Dataset entries on figures:
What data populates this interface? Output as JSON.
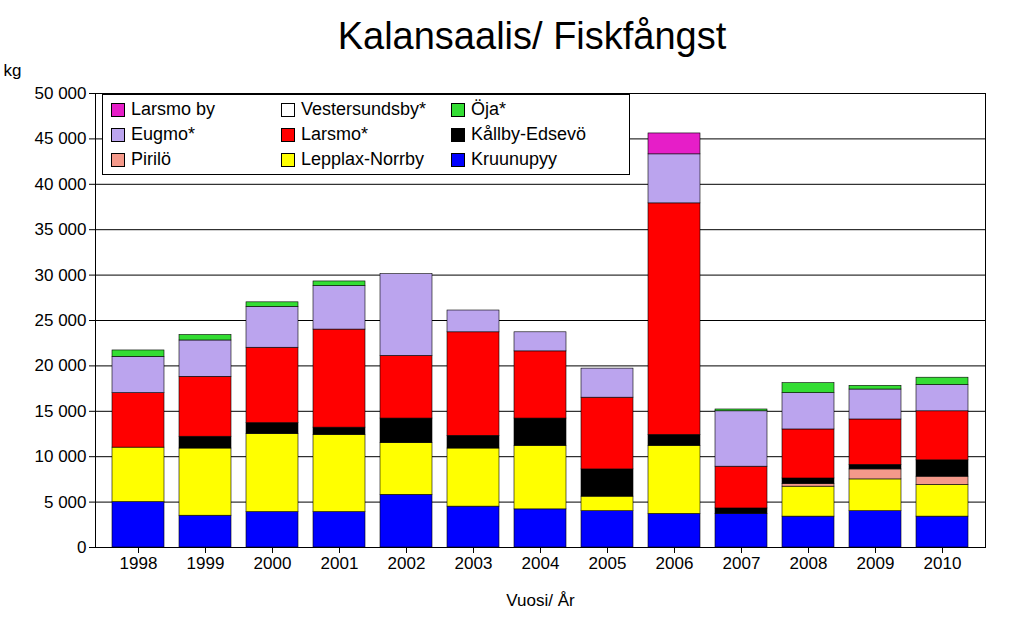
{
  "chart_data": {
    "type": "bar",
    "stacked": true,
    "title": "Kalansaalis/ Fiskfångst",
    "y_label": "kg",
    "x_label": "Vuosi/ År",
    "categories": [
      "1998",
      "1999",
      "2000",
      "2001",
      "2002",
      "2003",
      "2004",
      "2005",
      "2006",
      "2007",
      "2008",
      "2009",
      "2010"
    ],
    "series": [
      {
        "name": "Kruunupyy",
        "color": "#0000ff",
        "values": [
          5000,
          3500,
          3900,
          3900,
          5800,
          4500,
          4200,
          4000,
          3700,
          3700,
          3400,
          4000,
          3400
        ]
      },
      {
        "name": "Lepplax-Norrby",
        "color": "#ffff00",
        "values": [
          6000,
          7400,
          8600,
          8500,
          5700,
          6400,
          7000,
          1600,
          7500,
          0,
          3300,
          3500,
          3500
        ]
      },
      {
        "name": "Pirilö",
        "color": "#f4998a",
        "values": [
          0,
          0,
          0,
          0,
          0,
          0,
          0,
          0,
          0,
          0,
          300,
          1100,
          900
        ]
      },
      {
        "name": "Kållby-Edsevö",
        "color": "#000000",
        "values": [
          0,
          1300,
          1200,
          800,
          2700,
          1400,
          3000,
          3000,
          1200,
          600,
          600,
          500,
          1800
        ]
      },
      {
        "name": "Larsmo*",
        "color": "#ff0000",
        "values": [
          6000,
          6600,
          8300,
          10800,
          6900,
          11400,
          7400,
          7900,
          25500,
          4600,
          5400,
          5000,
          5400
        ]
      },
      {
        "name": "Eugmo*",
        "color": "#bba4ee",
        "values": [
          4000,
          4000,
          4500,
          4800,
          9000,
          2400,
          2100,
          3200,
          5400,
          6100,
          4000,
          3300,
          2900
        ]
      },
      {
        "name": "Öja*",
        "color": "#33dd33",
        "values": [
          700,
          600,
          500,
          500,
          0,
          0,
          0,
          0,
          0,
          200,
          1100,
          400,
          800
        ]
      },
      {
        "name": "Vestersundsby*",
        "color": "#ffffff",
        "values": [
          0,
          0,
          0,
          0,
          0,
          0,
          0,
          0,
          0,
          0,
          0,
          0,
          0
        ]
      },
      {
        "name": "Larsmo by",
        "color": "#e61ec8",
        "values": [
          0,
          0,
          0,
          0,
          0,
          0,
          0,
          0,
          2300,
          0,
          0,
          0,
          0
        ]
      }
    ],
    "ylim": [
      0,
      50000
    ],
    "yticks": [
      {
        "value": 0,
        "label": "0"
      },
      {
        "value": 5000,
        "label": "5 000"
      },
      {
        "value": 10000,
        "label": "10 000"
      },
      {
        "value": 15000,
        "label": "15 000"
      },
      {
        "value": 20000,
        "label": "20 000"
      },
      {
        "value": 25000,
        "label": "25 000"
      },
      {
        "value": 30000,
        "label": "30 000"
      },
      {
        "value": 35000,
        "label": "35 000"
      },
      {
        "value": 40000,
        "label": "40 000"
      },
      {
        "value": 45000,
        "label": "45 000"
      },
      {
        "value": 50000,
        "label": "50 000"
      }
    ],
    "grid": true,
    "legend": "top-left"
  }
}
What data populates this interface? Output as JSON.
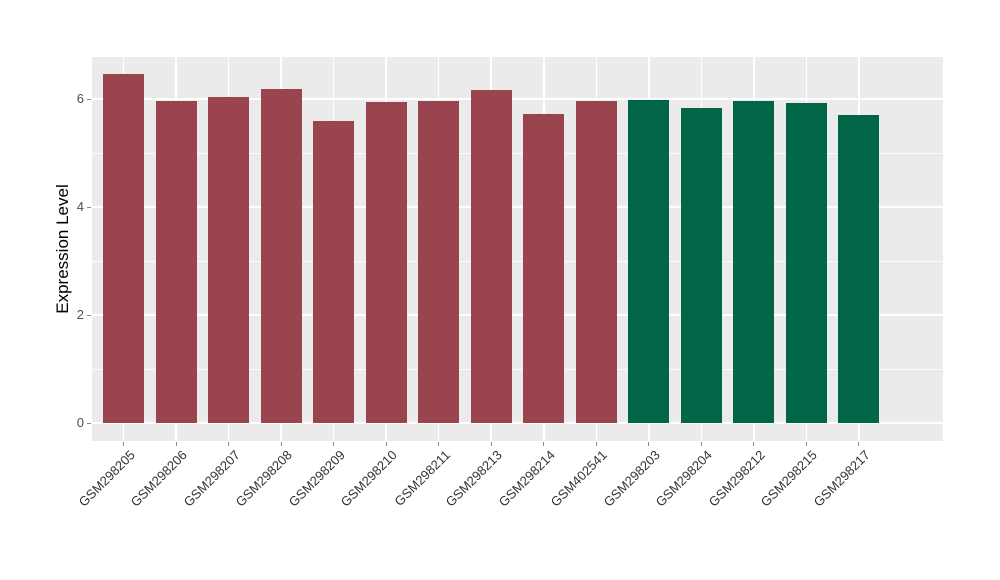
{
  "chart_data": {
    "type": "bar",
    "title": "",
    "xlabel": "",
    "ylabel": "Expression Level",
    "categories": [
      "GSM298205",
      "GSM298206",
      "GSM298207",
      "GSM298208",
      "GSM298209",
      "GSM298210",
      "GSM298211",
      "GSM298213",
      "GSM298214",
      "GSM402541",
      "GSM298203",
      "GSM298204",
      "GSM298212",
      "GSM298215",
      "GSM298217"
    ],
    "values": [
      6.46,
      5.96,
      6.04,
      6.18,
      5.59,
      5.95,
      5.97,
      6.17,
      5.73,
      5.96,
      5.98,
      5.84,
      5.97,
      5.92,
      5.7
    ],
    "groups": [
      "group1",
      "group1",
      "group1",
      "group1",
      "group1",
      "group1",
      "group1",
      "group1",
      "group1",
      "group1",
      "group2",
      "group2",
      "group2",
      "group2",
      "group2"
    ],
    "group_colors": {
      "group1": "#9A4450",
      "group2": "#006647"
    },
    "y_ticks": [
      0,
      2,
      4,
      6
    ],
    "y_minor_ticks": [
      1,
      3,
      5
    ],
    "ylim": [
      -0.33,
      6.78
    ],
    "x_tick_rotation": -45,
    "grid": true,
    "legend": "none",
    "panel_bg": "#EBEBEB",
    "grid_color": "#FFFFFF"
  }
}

What is being asked
Restate the whole listing above exactly, please, omitting every image.

Expected answer
What data populates this interface? Output as JSON.
{
  "chart_data": {
    "type": "bar",
    "stacked": true,
    "title": "Kalansaalis/ Fiskfångst",
    "y_label": "kg",
    "x_label": "Vuosi/ År",
    "categories": [
      "1998",
      "1999",
      "2000",
      "2001",
      "2002",
      "2003",
      "2004",
      "2005",
      "2006",
      "2007",
      "2008",
      "2009",
      "2010"
    ],
    "series": [
      {
        "name": "Kruunupyy",
        "color": "#0000ff",
        "values": [
          5000,
          3500,
          3900,
          3900,
          5800,
          4500,
          4200,
          4000,
          3700,
          3700,
          3400,
          4000,
          3400
        ]
      },
      {
        "name": "Lepplax-Norrby",
        "color": "#ffff00",
        "values": [
          6000,
          7400,
          8600,
          8500,
          5700,
          6400,
          7000,
          1600,
          7500,
          0,
          3300,
          3500,
          3500
        ]
      },
      {
        "name": "Pirilö",
        "color": "#f4998a",
        "values": [
          0,
          0,
          0,
          0,
          0,
          0,
          0,
          0,
          0,
          0,
          300,
          1100,
          900
        ]
      },
      {
        "name": "Kållby-Edsevö",
        "color": "#000000",
        "values": [
          0,
          1300,
          1200,
          800,
          2700,
          1400,
          3000,
          3000,
          1200,
          600,
          600,
          500,
          1800
        ]
      },
      {
        "name": "Larsmo*",
        "color": "#ff0000",
        "values": [
          6000,
          6600,
          8300,
          10800,
          6900,
          11400,
          7400,
          7900,
          25500,
          4600,
          5400,
          5000,
          5400
        ]
      },
      {
        "name": "Eugmo*",
        "color": "#bba4ee",
        "values": [
          4000,
          4000,
          4500,
          4800,
          9000,
          2400,
          2100,
          3200,
          5400,
          6100,
          4000,
          3300,
          2900
        ]
      },
      {
        "name": "Öja*",
        "color": "#33dd33",
        "values": [
          700,
          600,
          500,
          500,
          0,
          0,
          0,
          0,
          0,
          200,
          1100,
          400,
          800
        ]
      },
      {
        "name": "Vestersundsby*",
        "color": "#ffffff",
        "values": [
          0,
          0,
          0,
          0,
          0,
          0,
          0,
          0,
          0,
          0,
          0,
          0,
          0
        ]
      },
      {
        "name": "Larsmo by",
        "color": "#e61ec8",
        "values": [
          0,
          0,
          0,
          0,
          0,
          0,
          0,
          0,
          2300,
          0,
          0,
          0,
          0
        ]
      }
    ],
    "ylim": [
      0,
      50000
    ],
    "yticks": [
      {
        "value": 0,
        "label": "0"
      },
      {
        "value": 5000,
        "label": "5 000"
      },
      {
        "value": 10000,
        "label": "10 000"
      },
      {
        "value": 15000,
        "label": "15 000"
      },
      {
        "value": 20000,
        "label": "20 000"
      },
      {
        "value": 25000,
        "label": "25 000"
      },
      {
        "value": 30000,
        "label": "30 000"
      },
      {
        "value": 35000,
        "label": "35 000"
      },
      {
        "value": 40000,
        "label": "40 000"
      },
      {
        "value": 45000,
        "label": "45 000"
      },
      {
        "value": 50000,
        "label": "50 000"
      }
    ],
    "grid": true,
    "legend": "top-left"
  }
}
What data populates this interface? Output as JSON.
{
  "chart_data": {
    "type": "bar",
    "title": "",
    "xlabel": "",
    "ylabel": "Expression Level",
    "categories": [
      "GSM298205",
      "GSM298206",
      "GSM298207",
      "GSM298208",
      "GSM298209",
      "GSM298210",
      "GSM298211",
      "GSM298213",
      "GSM298214",
      "GSM402541",
      "GSM298203",
      "GSM298204",
      "GSM298212",
      "GSM298215",
      "GSM298217"
    ],
    "values": [
      6.46,
      5.96,
      6.04,
      6.18,
      5.59,
      5.95,
      5.97,
      6.17,
      5.73,
      5.96,
      5.98,
      5.84,
      5.97,
      5.92,
      5.7
    ],
    "groups": [
      "group1",
      "group1",
      "group1",
      "group1",
      "group1",
      "group1",
      "group1",
      "group1",
      "group1",
      "group1",
      "group2",
      "group2",
      "group2",
      "group2",
      "group2"
    ],
    "group_colors": {
      "group1": "#9A4450",
      "group2": "#006647"
    },
    "y_ticks": [
      0,
      2,
      4,
      6
    ],
    "y_minor_ticks": [
      1,
      3,
      5
    ],
    "ylim": [
      -0.33,
      6.78
    ],
    "x_tick_rotation": -45,
    "grid": true,
    "legend": "none",
    "panel_bg": "#EBEBEB",
    "grid_color": "#FFFFFF"
  }
}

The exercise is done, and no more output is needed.